[START GIVEN DATA]
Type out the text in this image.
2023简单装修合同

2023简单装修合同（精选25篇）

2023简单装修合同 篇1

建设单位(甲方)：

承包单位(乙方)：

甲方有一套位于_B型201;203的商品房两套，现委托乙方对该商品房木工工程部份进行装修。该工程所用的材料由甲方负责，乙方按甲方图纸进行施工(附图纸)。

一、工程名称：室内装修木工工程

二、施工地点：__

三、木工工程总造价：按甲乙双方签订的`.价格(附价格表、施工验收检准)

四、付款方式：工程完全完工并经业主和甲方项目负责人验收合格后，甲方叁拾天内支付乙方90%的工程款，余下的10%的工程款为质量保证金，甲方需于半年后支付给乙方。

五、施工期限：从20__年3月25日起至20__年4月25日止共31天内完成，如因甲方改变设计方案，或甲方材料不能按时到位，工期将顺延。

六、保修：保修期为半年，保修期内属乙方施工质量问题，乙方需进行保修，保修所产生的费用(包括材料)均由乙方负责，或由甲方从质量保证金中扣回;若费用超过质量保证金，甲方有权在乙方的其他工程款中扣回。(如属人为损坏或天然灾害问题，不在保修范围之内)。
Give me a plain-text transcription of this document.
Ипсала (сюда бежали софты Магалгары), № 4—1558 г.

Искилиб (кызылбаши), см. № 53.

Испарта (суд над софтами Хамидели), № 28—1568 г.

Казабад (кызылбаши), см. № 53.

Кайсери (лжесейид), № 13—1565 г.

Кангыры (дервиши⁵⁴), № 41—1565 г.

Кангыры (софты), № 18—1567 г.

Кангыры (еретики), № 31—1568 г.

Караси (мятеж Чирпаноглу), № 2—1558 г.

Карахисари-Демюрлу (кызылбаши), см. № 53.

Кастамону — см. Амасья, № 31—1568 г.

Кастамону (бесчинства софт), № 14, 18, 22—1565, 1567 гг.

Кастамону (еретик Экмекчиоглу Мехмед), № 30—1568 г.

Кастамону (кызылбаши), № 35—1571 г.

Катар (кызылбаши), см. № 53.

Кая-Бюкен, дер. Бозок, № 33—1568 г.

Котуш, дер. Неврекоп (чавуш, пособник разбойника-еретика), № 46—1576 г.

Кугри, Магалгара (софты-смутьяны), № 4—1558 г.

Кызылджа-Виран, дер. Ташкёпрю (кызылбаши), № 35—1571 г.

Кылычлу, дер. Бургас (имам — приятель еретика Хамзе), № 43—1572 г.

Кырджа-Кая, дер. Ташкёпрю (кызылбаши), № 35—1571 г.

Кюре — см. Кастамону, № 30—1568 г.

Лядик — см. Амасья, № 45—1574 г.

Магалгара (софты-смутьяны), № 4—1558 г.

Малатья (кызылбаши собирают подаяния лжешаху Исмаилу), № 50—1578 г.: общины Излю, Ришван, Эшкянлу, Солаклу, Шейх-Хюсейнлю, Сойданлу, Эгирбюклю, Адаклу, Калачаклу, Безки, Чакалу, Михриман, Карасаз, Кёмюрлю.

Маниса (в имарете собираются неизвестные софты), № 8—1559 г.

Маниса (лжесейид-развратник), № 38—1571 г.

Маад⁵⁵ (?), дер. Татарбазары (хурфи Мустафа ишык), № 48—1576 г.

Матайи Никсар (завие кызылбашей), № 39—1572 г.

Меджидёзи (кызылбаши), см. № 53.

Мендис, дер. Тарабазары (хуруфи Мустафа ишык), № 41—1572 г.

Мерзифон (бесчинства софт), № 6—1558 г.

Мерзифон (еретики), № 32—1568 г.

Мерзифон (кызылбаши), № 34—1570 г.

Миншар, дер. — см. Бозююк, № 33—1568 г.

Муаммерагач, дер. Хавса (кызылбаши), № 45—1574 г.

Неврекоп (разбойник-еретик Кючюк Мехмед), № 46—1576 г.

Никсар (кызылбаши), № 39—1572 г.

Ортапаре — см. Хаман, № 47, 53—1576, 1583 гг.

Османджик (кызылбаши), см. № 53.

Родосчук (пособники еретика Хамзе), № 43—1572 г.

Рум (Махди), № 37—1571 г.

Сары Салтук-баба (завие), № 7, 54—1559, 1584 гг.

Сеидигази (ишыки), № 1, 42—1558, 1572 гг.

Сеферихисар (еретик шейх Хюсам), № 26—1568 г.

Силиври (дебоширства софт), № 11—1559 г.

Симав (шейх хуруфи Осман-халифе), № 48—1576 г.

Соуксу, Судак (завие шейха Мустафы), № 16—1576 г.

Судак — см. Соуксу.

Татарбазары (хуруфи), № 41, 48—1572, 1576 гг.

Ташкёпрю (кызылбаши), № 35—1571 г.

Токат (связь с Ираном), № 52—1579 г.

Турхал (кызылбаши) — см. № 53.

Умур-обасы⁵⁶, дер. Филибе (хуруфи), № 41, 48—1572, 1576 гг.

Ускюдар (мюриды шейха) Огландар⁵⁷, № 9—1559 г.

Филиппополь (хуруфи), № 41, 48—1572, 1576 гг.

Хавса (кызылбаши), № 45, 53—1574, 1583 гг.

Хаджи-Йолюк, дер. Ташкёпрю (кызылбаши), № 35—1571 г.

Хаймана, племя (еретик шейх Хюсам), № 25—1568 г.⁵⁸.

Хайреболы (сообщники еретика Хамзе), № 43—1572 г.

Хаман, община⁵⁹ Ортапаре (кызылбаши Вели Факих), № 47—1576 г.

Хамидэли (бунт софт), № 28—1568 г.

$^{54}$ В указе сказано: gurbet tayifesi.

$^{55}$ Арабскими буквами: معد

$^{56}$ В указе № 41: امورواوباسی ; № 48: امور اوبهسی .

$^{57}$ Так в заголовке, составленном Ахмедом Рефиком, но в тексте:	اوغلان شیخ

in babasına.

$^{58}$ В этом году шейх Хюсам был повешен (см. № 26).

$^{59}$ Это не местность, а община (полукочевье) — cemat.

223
[END GIVEN DATA]
» TASK DESCRIPTION:
Quote all the records. Keep every word exact.

» ANSWER FOR THE TASK:
Type out the text in this image.
2023简单装修合同

2023简单装修合同（精选25篇）

2023简单装修合同 篇1

建设单位(甲方)：

承包单位(乙方)：

甲方有一套位于_B型201;203的商品房两套，现委托乙方对该商品房木工工程部份进行装修。该工程所用的材料由甲方负责，乙方按甲方图纸进行施工(附图纸)。

一、工程名称：室内装修木工工程

二、施工地点：__

三、木工工程总造价：按甲乙双方签订的`.价格(附价格表、施工验收检准)

四、付款方式：工程完全完工并经业主和甲方项目负责人验收合格后，甲方叁拾天内支付乙方90%的工程款，余下的10%的工程款为质量保证金，甲方需于半年后支付给乙方。

五、施工期限：从20__年3月25日起至20__年4月25日止共31天内完成，如因甲方改变设计方案，或甲方材料不能按时到位，工期将顺延。

六、保修：保修期为半年，保修期内属乙方施工质量问题，乙方需进行保修，保修所产生的费用(包括材料)均由乙方负责，或由甲方从质量保证金中扣回;若费用超过质量保证金，甲方有权在乙方的其他工程款中扣回。(如属人为损坏或天然灾害问题，不在保修范围之内)。
Give me a plain-text transcription of this document.
Ипсала (сюда бежали софты Магалгары), № 4—1558 г.

Искилиб (кызылбаши), см. № 53.

Испарта (суд над софтами Хамидели), № 28—1568 г.

Казабад (кызылбаши), см. № 53.

Кайсери (лжесейид), № 13—1565 г.

Кангыры (дервиши⁵⁴), № 41—1565 г.

Кангыры (софты), № 18—1567 г.

Кангыры (еретики), № 31—1568 г.

Караси (мятеж Чирпаноглу), № 2—1558 г.

Карахисари-Демюрлу (кызылбаши), см. № 53.

Кастамону — см. Амасья, № 31—1568 г.

Кастамону (бесчинства софт), № 14, 18, 22—1565, 1567 гг.

Кастамону (еретик Экмекчиоглу Мехмед), № 30—1568 г.

Кастамону (кызылбаши), № 35—1571 г.

Катар (кызылбаши), см. № 53.

Кая-Бюкен, дер. Бозок, № 33—1568 г.

Котуш, дер. Неврекоп (чавуш, пособник разбойника-еретика), № 46—1576 г.

Кугри, Магалгара (софты-смутьяны), № 4—1558 г.

Кызылджа-Виран, дер. Ташкёпрю (кызылбаши), № 35—1571 г.

Кылычлу, дер. Бургас (имам — приятель еретика Хамзе), № 43—1572 г.

Кырджа-Кая, дер. Ташкёпрю (кызылбаши), № 35—1571 г.

Кюре — см. Кастамону, № 30—1568 г.

Лядик — см. Амасья, № 45—1574 г.

Магалгара (софты-смутьяны), № 4—1558 г.

Малатья (кызылбаши собирают подаяния лжешаху Исмаилу), № 50—1578 г.: общины Излю, Ришван, Эшкянлу, Солаклу, Шейх-Хюсейнлю, Сойданлу, Эгирбюклю, Адаклу, Калачаклу, Безки, Чакалу, Михриман, Карасаз, Кёмюрлю.

Маниса (в имарете собираются неизвестные софты), № 8—1559 г.

Маниса (лжесейид-развратник), № 38—1571 г.

Маад⁵⁵ (?), дер. Татарбазары (хурфи Мустафа ишык), № 48—1576 г.

Матайи Никсар (завие кызылбашей), № 39—1572 г.

Меджидёзи (кызылбаши), см. № 53.

Мендис, дер. Тарабазары (хуруфи Мустафа ишык), № 41—1572 г.

Мерзифон (бесчинства софт), № 6—1558 г.

Мерзифон (еретики), № 32—1568 г.

Мерзифон (кызылбаши), № 34—1570 г.

Миншар, дер. — см. Бозююк, № 33—1568 г.

Муаммерагач, дер. Хавса (кызылбаши), № 45—1574 г.

Неврекоп (разбойник-еретик Кючюк Мехмед), № 46—1576 г.

Никсар (кызылбаши), № 39—1572 г.

Ортапаре — см. Хаман, № 47, 53—1576, 1583 гг.

Османджик (кызылбаши), см. № 53.

Родосчук (пособники еретика Хамзе), № 43—1572 г.

Рум (Махди), № 37—1571 г.

Сары Салтук-баба (завие), № 7, 54—1559, 1584 гг.

Сеидигази (ишыки), № 1, 42—1558, 1572 гг.

Сеферихисар (еретик шейх Хюсам), № 26—1568 г.

Силиври (дебоширства софт), № 11—1559 г.

Симав (шейх хуруфи Осман-халифе), № 48—1576 г.

Соуксу, Судак (завие шейха Мустафы), № 16—1576 г.

Судак — см. Соуксу.

Татарбазары (хуруфи), № 41, 48—1572, 1576 гг.

Ташкёпрю (кызылбаши), № 35—1571 г.

Токат (связь с Ираном), № 52—1579 г.

Турхал (кызылбаши) — см. № 53.

Умур-обасы⁵⁶, дер. Филибе (хуруфи), № 41, 48—1572, 1576 гг.

Ускюдар (мюриды шейха) Огландар⁵⁷, № 9—1559 г.

Филиппополь (хуруфи), № 41, 48—1572, 1576 гг.

Хавса (кызылбаши), № 45, 53—1574, 1583 гг.

Хаджи-Йолюк, дер. Ташкёпрю (кызылбаши), № 35—1571 г.

Хаймана, племя (еретик шейх Хюсам), № 25—1568 г.⁵⁸.

Хайреболы (сообщники еретика Хамзе), № 43—1572 г.

Хаман, община⁵⁹ Ортапаре (кызылбаши Вели Факих), № 47—1576 г.

Хамидэли (бунт софт), № 28—1568 г.

$^{54}$ В указе сказано: gurbet tayifesi.

$^{55}$ Арабскими буквами: معد

$^{56}$ В указе № 41: امورواوباسی ; № 48: امور اوبهسی .

$^{57}$ Так в заголовке, составленном Ахмедом Рефиком, но в тексте:	اوغلان شیخ

in babasına.

$^{58}$ В этом году шейх Хюсам был повешен (см. № 26).

$^{59}$ Это не местность, а община (полукочевье) — cemat.

223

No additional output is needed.